++++ Data shown ++++

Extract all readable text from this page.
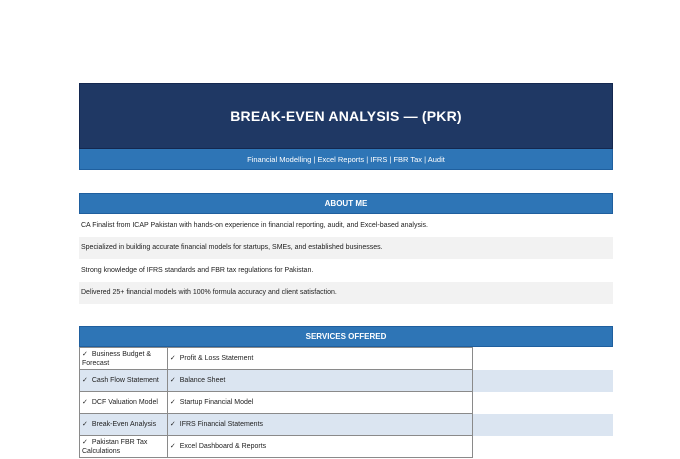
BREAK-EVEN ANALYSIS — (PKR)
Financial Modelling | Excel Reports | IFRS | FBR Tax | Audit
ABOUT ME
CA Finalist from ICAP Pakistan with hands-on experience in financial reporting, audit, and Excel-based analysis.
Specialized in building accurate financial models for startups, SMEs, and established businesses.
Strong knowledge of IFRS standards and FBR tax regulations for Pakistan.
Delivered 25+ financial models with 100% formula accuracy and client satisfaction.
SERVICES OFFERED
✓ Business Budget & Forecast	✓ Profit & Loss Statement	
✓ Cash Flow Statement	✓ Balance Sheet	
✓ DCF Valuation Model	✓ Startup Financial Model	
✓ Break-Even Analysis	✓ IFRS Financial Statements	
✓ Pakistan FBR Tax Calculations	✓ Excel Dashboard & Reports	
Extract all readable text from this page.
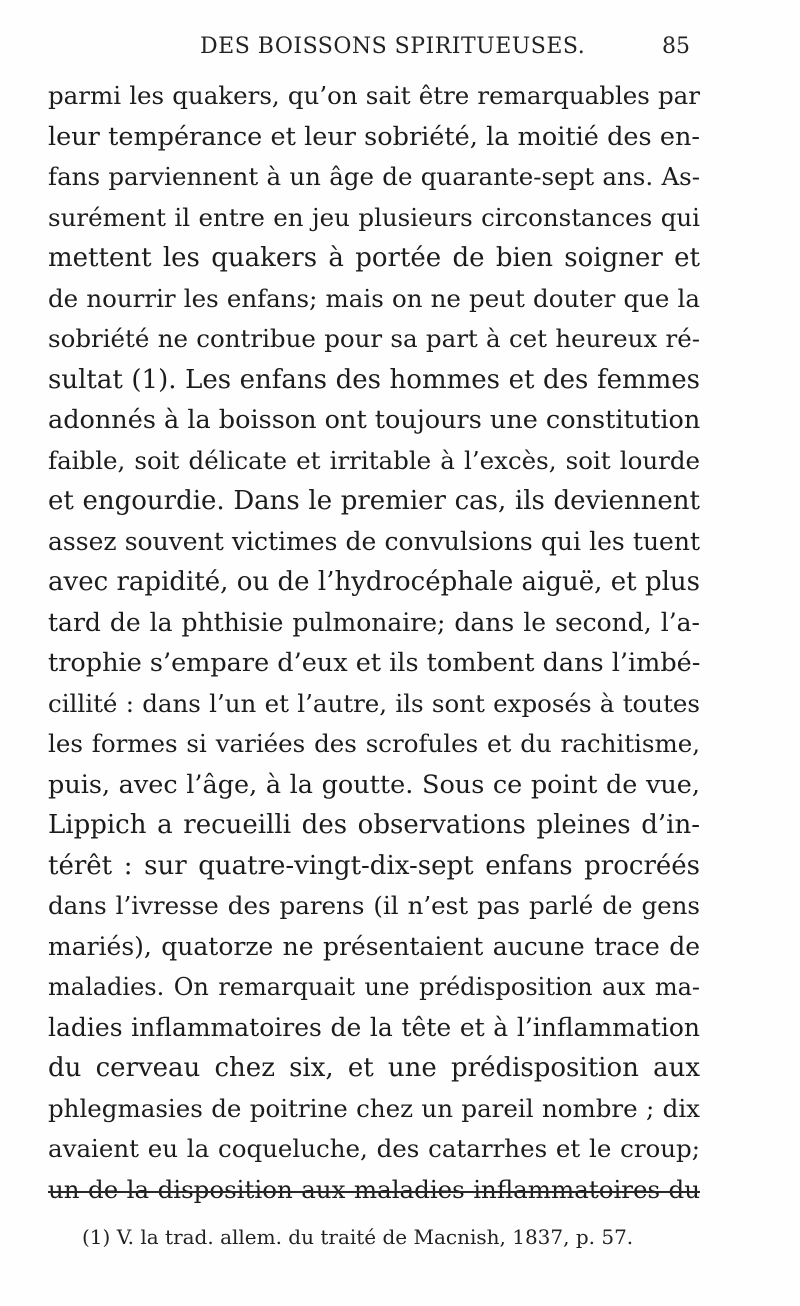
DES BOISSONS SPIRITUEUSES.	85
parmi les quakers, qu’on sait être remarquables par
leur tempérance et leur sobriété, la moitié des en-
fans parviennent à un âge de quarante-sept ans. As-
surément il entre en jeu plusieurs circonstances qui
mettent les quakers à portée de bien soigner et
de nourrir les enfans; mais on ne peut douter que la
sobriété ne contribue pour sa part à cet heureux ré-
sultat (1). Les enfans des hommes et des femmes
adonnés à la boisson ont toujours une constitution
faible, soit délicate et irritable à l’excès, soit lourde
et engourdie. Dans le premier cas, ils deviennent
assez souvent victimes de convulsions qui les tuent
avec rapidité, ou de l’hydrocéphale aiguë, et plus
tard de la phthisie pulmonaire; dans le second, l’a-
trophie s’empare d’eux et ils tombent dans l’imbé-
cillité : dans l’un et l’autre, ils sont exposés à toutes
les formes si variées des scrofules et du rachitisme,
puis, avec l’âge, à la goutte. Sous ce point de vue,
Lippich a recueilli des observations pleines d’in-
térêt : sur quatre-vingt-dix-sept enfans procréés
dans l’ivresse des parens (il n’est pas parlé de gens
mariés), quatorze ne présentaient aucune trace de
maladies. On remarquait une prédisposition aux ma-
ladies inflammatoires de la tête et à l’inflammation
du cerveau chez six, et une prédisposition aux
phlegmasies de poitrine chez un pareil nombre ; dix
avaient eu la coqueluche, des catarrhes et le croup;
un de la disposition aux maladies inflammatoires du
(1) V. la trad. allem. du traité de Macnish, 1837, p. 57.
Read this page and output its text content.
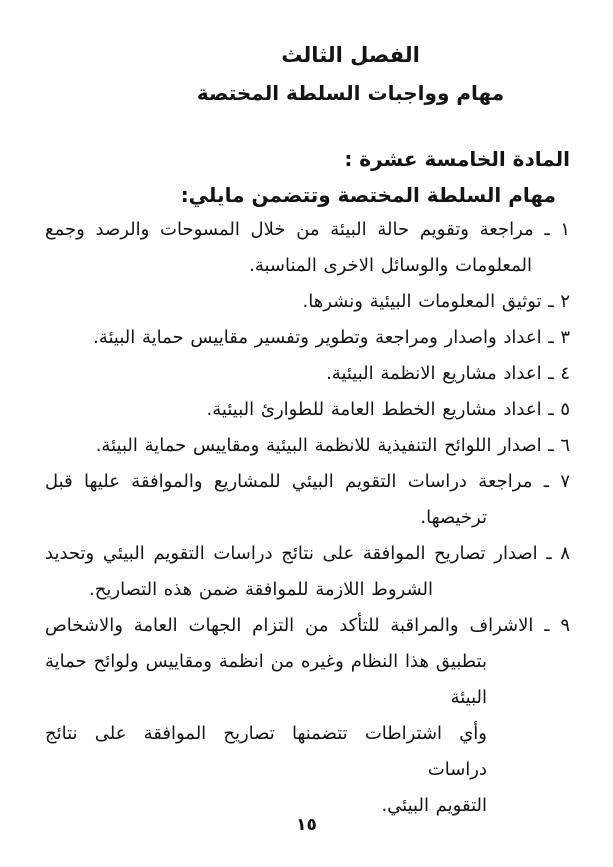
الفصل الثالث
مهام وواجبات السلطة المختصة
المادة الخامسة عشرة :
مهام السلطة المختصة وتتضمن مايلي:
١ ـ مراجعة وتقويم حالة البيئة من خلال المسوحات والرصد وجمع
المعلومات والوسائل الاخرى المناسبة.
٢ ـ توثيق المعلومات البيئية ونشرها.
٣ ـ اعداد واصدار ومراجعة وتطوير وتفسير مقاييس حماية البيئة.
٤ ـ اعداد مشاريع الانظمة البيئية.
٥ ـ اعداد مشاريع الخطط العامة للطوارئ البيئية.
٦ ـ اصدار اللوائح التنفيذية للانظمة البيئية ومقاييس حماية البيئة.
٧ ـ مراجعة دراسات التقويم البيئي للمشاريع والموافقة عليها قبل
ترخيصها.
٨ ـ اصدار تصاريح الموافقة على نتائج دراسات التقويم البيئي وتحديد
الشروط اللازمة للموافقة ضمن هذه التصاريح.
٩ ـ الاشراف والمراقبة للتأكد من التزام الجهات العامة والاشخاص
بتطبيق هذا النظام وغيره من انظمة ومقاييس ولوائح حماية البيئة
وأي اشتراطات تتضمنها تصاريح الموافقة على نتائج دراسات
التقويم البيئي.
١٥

++++

• **Description of the task**
Copy all of the entries verbatim, leaving out any pictures they contain.

• **Answer for this exercise**
Extract all readable text from this page.
BREAK-EVEN ANALYSIS — (PKR)
Financial Modelling | Excel Reports | IFRS | FBR Tax | Audit
ABOUT ME
CA Finalist from ICAP Pakistan with hands-on experience in financial reporting, audit, and Excel-based analysis.
Specialized in building accurate financial models for startups, SMEs, and established businesses.
Strong knowledge of IFRS standards and FBR tax regulations for Pakistan.
Delivered 25+ financial models with 100% formula accuracy and client satisfaction.
SERVICES OFFERED
✓ Business Budget & Forecast	✓ Profit & Loss Statement	
✓ Cash Flow Statement	✓ Balance Sheet	
✓ DCF Valuation Model	✓ Startup Financial Model	
✓ Break-Even Analysis	✓ IFRS Financial Statements	
✓ Pakistan FBR Tax Calculations	✓ Excel Dashboard & Reports	
Extract all readable text from this page.
DES BOISSONS SPIRITUEUSES.	85
parmi les quakers, qu’on sait être remarquables par
leur tempérance et leur sobriété, la moitié des en-
fans parviennent à un âge de quarante-sept ans. As-
surément il entre en jeu plusieurs circonstances qui
mettent les quakers à portée de bien soigner et
de nourrir les enfans; mais on ne peut douter que la
sobriété ne contribue pour sa part à cet heureux ré-
sultat (1). Les enfans des hommes et des femmes
adonnés à la boisson ont toujours une constitution
faible, soit délicate et irritable à l’excès, soit lourde
et engourdie. Dans le premier cas, ils deviennent
assez souvent victimes de convulsions qui les tuent
avec rapidité, ou de l’hydrocéphale aiguë, et plus
tard de la phthisie pulmonaire; dans le second, l’a-
trophie s’empare d’eux et ils tombent dans l’imbé-
cillité : dans l’un et l’autre, ils sont exposés à toutes
les formes si variées des scrofules et du rachitisme,
puis, avec l’âge, à la goutte. Sous ce point de vue,
Lippich a recueilli des observations pleines d’in-
térêt : sur quatre-vingt-dix-sept enfans procréés
dans l’ivresse des parens (il n’est pas parlé de gens
mariés), quatorze ne présentaient aucune trace de
maladies. On remarquait une prédisposition aux ma-
ladies inflammatoires de la tête et à l’inflammation
du cerveau chez six, et une prédisposition aux
phlegmasies de poitrine chez un pareil nombre ; dix
avaient eu la coqueluche, des catarrhes et le croup;
un de la disposition aux maladies inflammatoires du
(1) V. la trad. allem. du traité de Macnish, 1837, p. 57.
Read this page and output its text content.
الفصل الثالث
مهام وواجبات السلطة المختصة
المادة الخامسة عشرة :
مهام السلطة المختصة وتتضمن مايلي:
١ ـ مراجعة وتقويم حالة البيئة من خلال المسوحات والرصد وجمع
المعلومات والوسائل الاخرى المناسبة.
٢ ـ توثيق المعلومات البيئية ونشرها.
٣ ـ اعداد واصدار ومراجعة وتطوير وتفسير مقاييس حماية البيئة.
٤ ـ اعداد مشاريع الانظمة البيئية.
٥ ـ اعداد مشاريع الخطط العامة للطوارئ البيئية.
٦ ـ اصدار اللوائح التنفيذية للانظمة البيئية ومقاييس حماية البيئة.
٧ ـ مراجعة دراسات التقويم البيئي للمشاريع والموافقة عليها قبل
ترخيصها.
٨ ـ اصدار تصاريح الموافقة على نتائج دراسات التقويم البيئي وتحديد
الشروط اللازمة للموافقة ضمن هذه التصاريح.
٩ ـ الاشراف والمراقبة للتأكد من التزام الجهات العامة والاشخاص
بتطبيق هذا النظام وغيره من انظمة ومقاييس ولوائح حماية البيئة
وأي اشتراطات تتضمنها تصاريح الموافقة على نتائج دراسات
التقويم البيئي.
١٥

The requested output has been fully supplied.